> _Task details_
Among the entries below, find how many lines carry the word "this" and state only that figure.

★ ★ ★ ★ ★

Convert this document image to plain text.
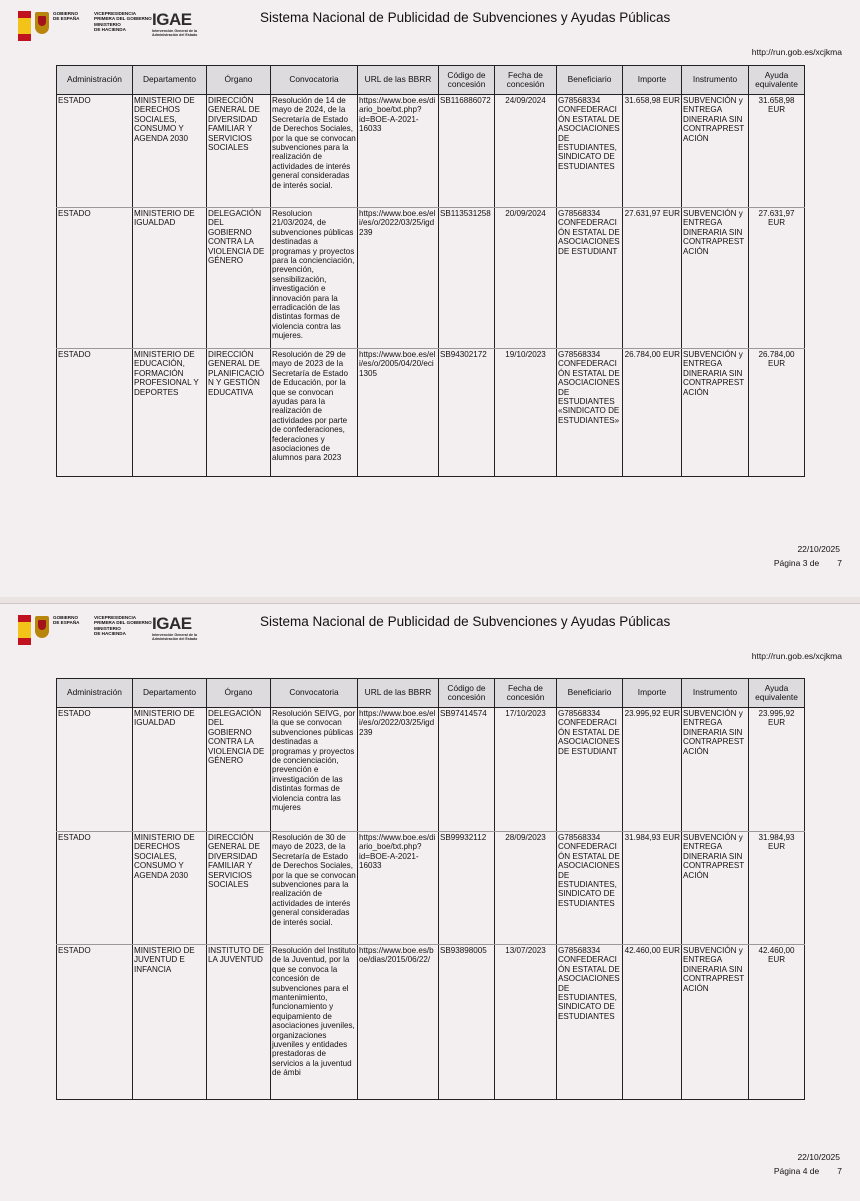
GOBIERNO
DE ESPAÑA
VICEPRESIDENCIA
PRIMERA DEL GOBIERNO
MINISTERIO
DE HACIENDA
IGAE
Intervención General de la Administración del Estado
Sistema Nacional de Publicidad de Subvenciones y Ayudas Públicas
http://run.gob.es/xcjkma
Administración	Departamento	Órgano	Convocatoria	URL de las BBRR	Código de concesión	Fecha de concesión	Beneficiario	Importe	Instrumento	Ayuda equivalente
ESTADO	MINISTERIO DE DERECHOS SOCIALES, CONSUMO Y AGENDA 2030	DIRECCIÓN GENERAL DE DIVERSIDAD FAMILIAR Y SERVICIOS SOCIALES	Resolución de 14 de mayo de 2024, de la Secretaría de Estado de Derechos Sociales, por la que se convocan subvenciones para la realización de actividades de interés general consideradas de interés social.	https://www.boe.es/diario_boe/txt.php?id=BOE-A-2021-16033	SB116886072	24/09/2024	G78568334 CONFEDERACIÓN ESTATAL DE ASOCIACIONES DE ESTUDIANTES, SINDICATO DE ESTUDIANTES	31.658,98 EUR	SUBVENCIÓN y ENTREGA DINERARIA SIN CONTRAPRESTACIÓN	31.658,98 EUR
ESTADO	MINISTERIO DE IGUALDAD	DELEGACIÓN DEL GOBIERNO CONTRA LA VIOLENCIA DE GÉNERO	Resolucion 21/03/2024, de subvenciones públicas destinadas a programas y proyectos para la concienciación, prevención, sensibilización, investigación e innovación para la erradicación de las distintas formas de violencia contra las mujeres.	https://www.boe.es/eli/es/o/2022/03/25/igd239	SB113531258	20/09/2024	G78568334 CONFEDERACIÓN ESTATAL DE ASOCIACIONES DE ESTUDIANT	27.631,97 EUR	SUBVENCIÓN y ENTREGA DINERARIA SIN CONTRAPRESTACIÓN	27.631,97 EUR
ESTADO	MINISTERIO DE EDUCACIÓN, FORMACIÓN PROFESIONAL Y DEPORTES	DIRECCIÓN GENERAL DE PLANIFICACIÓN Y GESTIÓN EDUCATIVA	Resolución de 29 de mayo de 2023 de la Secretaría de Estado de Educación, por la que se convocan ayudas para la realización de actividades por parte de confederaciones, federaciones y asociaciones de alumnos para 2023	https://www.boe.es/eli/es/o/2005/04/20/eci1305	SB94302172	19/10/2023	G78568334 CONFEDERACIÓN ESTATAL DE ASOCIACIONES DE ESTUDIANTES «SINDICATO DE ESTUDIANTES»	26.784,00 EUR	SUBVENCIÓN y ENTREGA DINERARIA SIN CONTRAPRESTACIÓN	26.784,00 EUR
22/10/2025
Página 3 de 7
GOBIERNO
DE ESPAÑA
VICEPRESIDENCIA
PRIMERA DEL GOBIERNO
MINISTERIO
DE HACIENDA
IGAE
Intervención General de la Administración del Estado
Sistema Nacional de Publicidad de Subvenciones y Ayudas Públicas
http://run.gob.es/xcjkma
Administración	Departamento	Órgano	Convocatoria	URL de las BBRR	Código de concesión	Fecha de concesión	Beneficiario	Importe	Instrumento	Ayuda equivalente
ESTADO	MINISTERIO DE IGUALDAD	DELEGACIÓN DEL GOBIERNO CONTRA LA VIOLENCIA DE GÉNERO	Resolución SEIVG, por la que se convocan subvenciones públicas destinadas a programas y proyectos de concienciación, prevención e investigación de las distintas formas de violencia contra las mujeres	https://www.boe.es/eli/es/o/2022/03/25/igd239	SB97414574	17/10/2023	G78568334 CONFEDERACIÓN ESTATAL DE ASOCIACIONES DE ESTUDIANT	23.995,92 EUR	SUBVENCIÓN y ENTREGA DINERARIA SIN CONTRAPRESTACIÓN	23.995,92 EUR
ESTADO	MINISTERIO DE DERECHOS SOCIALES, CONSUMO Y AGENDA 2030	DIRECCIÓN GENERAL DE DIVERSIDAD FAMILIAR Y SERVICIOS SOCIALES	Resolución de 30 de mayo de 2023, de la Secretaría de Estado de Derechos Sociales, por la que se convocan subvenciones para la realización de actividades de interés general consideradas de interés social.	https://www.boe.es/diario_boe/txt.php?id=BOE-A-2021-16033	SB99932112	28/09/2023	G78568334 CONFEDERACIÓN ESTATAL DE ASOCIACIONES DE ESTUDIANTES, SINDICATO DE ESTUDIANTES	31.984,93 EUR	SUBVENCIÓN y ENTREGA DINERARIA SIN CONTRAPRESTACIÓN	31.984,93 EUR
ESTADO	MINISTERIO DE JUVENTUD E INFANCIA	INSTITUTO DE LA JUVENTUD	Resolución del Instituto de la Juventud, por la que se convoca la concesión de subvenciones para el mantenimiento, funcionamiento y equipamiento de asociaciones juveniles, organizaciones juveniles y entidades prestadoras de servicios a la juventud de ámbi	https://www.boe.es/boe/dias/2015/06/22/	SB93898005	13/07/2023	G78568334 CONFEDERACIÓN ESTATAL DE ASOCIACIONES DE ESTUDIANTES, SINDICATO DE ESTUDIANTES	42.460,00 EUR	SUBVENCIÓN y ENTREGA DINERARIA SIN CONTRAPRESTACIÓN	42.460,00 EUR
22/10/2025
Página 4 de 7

★ ★ ★ ★ ★

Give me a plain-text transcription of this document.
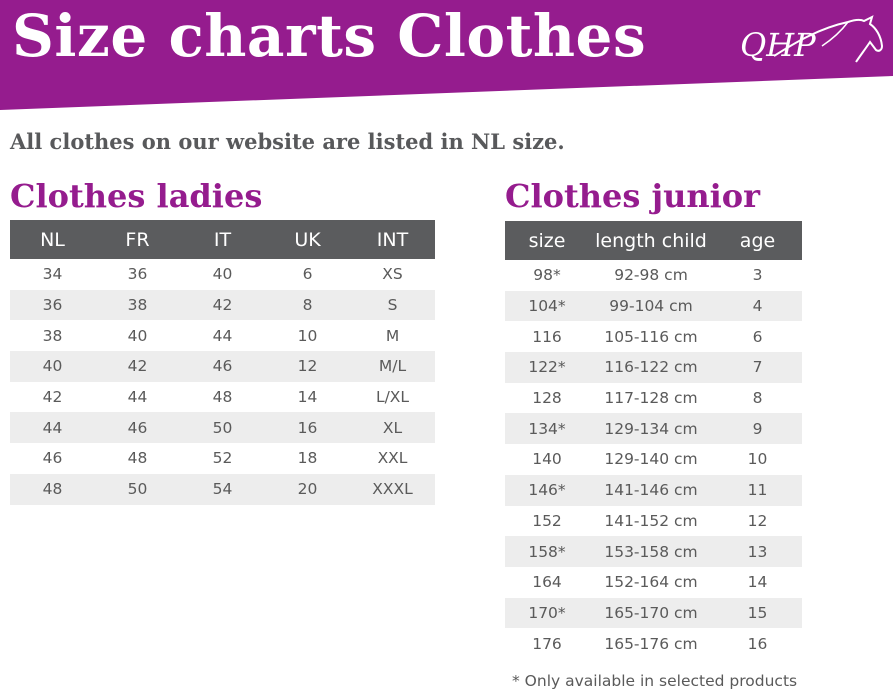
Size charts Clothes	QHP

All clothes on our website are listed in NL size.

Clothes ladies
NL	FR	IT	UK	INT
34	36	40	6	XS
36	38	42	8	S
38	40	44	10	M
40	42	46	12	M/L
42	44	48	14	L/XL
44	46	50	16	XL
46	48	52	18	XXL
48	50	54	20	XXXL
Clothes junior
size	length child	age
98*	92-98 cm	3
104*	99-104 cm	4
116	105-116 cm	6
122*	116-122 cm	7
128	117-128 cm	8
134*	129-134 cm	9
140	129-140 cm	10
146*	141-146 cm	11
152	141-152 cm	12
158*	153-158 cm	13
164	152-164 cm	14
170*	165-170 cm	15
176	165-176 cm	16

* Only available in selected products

★ ★ ★ ★ ★

> _Answer to the task_
2